--- start of MATERIAL FOR THIS TASK ---

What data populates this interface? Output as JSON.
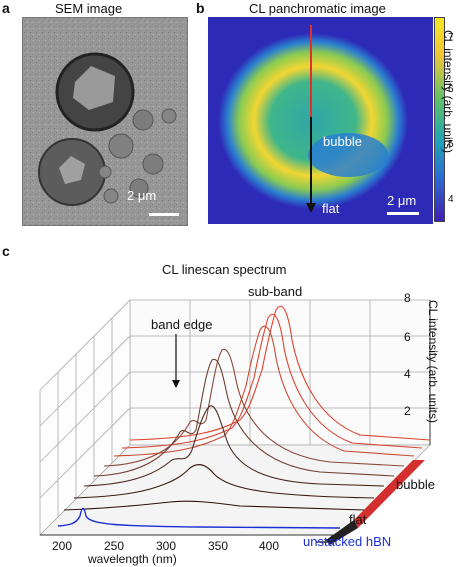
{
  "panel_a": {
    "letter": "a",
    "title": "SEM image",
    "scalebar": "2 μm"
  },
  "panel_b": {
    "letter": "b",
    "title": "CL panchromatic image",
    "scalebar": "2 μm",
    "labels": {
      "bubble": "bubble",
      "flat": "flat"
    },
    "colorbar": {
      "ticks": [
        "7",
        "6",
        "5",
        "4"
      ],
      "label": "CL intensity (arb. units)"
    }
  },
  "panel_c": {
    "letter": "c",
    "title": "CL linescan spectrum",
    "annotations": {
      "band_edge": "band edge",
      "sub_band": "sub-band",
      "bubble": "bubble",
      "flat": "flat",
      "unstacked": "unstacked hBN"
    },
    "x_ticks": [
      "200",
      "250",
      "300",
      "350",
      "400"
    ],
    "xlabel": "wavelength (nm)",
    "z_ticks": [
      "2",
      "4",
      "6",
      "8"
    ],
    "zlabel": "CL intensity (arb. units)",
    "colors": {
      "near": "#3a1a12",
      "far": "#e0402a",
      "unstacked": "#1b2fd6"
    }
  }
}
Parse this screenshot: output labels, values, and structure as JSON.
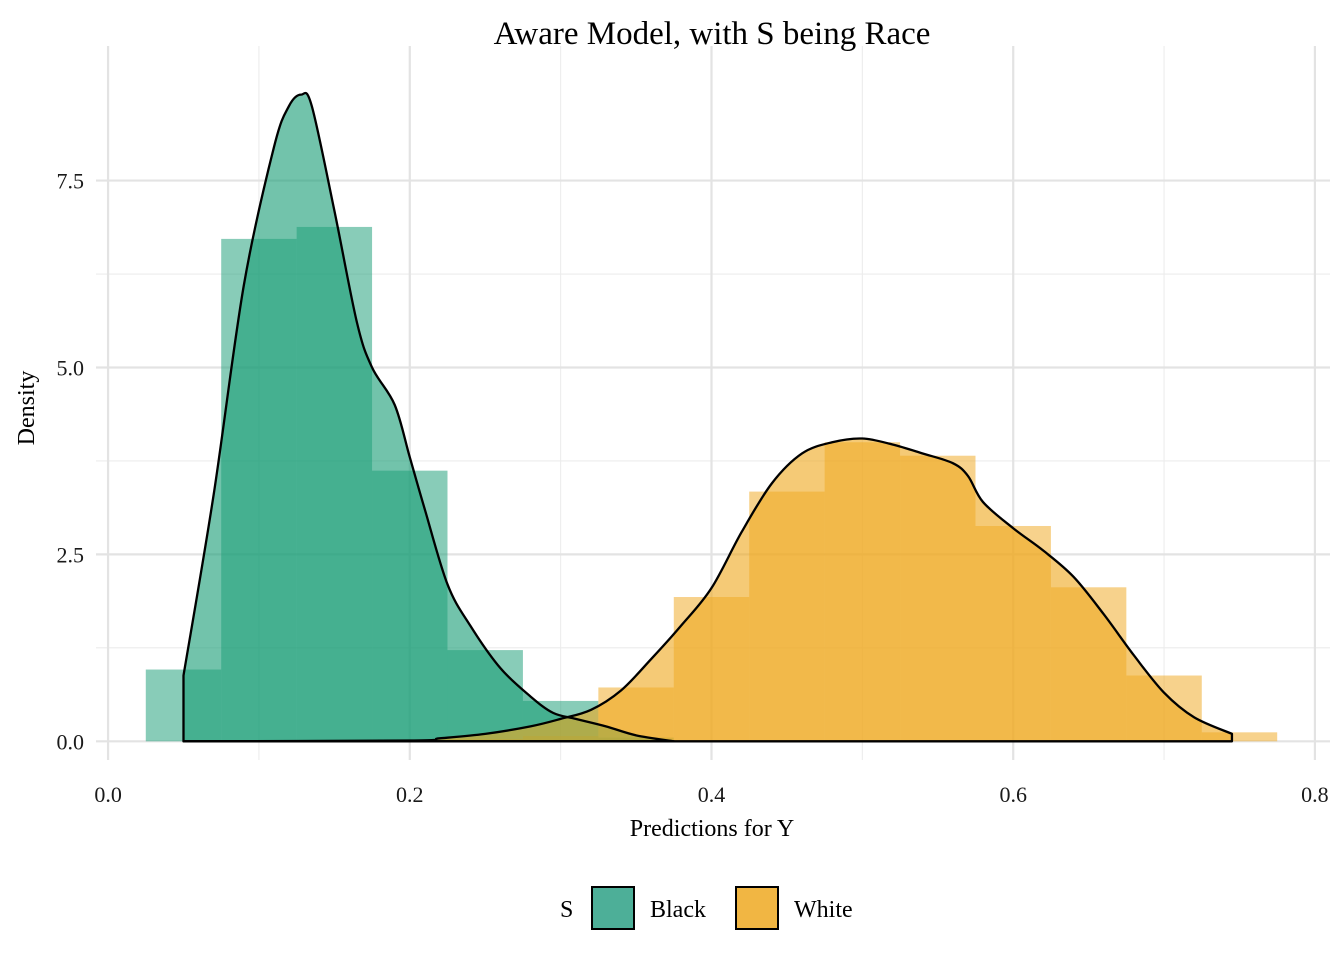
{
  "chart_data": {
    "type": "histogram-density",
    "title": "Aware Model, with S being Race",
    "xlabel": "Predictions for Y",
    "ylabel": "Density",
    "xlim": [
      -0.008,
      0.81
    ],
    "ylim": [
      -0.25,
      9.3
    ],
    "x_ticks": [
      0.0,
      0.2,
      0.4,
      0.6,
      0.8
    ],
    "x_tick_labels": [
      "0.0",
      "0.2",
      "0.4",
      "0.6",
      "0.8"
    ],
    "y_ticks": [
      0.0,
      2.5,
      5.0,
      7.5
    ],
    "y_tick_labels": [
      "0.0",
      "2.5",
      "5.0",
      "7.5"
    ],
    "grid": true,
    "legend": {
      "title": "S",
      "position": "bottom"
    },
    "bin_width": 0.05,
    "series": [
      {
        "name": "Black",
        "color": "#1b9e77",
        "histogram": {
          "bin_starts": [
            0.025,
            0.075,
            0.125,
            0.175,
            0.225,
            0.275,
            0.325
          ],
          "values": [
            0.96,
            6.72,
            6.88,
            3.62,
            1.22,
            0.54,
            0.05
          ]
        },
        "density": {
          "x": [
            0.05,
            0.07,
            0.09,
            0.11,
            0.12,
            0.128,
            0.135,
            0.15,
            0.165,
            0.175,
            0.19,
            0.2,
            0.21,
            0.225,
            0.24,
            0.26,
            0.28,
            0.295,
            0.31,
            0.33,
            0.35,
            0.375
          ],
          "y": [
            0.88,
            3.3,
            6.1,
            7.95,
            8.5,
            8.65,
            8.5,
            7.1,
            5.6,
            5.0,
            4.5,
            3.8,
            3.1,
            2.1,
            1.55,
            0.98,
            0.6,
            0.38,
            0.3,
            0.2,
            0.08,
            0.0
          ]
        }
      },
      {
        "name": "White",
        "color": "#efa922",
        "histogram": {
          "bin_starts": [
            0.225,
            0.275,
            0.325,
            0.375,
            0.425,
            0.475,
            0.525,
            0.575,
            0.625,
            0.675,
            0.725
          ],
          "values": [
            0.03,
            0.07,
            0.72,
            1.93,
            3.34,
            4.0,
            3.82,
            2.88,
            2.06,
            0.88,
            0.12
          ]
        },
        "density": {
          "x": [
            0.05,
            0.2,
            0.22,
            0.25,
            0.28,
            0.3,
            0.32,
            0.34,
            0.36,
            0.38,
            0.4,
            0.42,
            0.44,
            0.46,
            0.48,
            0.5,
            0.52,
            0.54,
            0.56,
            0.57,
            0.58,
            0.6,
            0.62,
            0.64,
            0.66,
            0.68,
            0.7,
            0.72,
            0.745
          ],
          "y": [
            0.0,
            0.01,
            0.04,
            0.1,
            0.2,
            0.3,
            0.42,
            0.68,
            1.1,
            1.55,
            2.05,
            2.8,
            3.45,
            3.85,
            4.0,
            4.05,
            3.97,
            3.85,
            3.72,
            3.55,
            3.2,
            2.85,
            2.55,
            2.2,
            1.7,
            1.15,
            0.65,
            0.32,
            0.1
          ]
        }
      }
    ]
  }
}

--- end of MATERIAL FOR THIS TASK ---

- **DIRECTIONS**: Select and copy every line from the records that includes the word "units".

- **COMPLETED EXERCISE**:
      "label": "CL intensity (arb. units)"
    "zlabel": "CL intensity (arb. units)",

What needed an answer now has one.